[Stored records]
>>>>
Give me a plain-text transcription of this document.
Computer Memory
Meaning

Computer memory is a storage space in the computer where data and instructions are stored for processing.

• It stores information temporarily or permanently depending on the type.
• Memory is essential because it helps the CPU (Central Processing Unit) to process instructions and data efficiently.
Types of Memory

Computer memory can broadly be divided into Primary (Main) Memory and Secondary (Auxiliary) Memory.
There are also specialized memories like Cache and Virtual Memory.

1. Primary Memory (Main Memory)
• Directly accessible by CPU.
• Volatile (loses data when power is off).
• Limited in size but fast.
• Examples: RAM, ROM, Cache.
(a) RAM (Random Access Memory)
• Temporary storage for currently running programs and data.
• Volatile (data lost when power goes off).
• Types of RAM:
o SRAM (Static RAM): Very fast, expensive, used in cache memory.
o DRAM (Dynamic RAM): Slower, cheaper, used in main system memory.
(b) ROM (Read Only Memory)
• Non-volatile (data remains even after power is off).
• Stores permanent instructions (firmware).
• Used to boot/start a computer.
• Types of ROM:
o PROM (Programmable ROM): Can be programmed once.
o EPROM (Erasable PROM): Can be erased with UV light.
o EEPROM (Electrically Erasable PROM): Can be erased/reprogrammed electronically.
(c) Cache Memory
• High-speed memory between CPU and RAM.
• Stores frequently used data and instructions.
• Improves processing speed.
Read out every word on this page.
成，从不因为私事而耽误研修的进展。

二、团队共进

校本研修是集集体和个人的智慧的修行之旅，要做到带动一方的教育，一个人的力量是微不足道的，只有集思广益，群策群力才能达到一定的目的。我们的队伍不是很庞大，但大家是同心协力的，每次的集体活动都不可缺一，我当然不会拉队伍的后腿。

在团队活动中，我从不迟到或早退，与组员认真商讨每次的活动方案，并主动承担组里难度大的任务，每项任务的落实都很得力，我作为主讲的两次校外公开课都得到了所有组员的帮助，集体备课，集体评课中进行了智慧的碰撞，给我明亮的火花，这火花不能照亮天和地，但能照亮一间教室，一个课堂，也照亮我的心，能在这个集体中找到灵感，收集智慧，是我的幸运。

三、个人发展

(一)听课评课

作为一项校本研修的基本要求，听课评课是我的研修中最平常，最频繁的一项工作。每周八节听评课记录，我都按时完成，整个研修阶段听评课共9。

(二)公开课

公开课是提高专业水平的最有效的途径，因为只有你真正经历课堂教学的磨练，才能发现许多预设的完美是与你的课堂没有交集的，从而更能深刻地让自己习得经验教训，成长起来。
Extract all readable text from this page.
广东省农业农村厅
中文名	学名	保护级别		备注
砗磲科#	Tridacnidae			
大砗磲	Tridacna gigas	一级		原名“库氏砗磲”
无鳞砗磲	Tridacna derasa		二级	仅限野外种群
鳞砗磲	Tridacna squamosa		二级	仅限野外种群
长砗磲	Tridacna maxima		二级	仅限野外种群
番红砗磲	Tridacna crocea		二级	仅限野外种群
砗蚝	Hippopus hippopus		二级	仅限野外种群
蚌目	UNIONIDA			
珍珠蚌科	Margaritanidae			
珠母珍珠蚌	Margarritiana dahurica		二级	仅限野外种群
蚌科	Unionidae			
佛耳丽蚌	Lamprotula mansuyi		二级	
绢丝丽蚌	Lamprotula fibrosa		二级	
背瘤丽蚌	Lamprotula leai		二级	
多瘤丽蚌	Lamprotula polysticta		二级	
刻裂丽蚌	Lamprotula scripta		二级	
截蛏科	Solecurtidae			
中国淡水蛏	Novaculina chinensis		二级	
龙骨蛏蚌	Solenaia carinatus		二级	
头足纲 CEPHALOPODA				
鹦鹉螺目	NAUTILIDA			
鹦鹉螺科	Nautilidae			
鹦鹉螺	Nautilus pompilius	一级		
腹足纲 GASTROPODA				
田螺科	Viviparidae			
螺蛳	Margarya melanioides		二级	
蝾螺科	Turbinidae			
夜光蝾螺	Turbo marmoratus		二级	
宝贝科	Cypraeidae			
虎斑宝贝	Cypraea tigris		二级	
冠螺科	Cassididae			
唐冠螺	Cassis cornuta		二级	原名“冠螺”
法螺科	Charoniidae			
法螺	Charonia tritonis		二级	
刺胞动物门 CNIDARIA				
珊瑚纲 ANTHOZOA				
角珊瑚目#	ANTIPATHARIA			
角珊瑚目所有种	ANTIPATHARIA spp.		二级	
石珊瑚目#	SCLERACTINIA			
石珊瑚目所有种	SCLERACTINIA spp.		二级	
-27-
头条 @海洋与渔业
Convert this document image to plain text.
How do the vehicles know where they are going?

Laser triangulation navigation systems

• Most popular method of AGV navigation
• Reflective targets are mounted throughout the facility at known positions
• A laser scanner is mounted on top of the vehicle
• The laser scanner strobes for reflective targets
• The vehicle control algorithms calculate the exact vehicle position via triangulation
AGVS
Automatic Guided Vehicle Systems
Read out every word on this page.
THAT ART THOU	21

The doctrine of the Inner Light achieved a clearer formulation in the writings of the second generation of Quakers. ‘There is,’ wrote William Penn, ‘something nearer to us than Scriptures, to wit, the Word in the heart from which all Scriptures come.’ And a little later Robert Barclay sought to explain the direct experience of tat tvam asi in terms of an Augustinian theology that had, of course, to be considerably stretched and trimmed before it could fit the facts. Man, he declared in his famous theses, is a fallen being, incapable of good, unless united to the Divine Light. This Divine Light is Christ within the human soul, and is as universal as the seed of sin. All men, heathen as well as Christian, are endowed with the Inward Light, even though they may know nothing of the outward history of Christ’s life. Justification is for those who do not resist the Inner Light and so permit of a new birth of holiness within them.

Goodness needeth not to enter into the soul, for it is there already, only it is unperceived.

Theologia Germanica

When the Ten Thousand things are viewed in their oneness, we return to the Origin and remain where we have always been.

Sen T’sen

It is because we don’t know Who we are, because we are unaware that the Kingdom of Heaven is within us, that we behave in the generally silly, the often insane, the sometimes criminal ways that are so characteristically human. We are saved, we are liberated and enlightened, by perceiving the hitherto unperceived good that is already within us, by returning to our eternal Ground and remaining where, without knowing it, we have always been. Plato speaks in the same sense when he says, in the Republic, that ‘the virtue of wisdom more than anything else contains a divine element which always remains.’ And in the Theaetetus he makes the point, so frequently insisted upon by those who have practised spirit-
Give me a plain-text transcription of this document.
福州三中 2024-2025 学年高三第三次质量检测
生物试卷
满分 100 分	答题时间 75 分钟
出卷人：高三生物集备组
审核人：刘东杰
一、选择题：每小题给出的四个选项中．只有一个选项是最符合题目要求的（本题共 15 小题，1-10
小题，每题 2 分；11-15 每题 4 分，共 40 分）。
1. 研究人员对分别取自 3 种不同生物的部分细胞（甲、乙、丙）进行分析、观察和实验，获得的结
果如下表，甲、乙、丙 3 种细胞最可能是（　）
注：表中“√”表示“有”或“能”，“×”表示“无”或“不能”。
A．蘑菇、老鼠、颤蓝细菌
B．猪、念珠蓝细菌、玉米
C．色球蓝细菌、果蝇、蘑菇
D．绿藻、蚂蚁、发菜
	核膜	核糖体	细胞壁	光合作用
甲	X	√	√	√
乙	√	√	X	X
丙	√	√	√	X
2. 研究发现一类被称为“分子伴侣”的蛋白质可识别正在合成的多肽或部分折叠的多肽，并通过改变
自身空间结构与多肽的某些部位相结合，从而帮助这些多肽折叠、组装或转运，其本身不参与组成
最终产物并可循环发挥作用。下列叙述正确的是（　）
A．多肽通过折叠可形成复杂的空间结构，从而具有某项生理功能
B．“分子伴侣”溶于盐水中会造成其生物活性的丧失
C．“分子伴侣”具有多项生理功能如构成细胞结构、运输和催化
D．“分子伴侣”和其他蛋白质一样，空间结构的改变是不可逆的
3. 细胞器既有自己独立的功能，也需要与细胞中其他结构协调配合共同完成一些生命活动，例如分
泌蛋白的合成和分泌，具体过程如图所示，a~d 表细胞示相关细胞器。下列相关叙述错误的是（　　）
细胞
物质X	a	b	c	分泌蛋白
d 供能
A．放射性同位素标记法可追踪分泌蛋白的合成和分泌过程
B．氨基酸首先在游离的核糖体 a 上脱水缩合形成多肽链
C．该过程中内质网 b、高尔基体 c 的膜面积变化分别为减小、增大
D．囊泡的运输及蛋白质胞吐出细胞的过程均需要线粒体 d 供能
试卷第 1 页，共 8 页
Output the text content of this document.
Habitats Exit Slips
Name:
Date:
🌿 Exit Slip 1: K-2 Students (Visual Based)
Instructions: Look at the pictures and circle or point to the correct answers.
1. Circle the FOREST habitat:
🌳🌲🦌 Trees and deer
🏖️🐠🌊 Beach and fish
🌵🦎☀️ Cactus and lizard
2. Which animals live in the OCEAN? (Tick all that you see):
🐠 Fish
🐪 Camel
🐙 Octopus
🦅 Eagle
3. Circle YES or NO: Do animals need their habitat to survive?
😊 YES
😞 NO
<<<<
**WHAT TO PRODUCE**. Quote the line that contains "Output the text content of this document." and each line after it through the end of the data, exactly, leaving out everything else.

**EXPECTED ANSWER**.
Output the text content of this document.
Habitats Exit Slips
Name:
Date:
🌿 Exit Slip 1: K-2 Students (Visual Based)
Instructions: Look at the pictures and circle or point to the correct answers.
1. Circle the FOREST habitat:
🌳🌲🦌 Trees and deer
🏖️🐠🌊 Beach and fish
🌵🦎☀️ Cactus and lizard
2. Which animals live in the OCEAN? (Tick all that you see):
🐠 Fish
🐪 Camel
🐙 Octopus
🦅 Eagle
3. Circle YES or NO: Do animals need their habitat to survive?
😊 YES
😞 NO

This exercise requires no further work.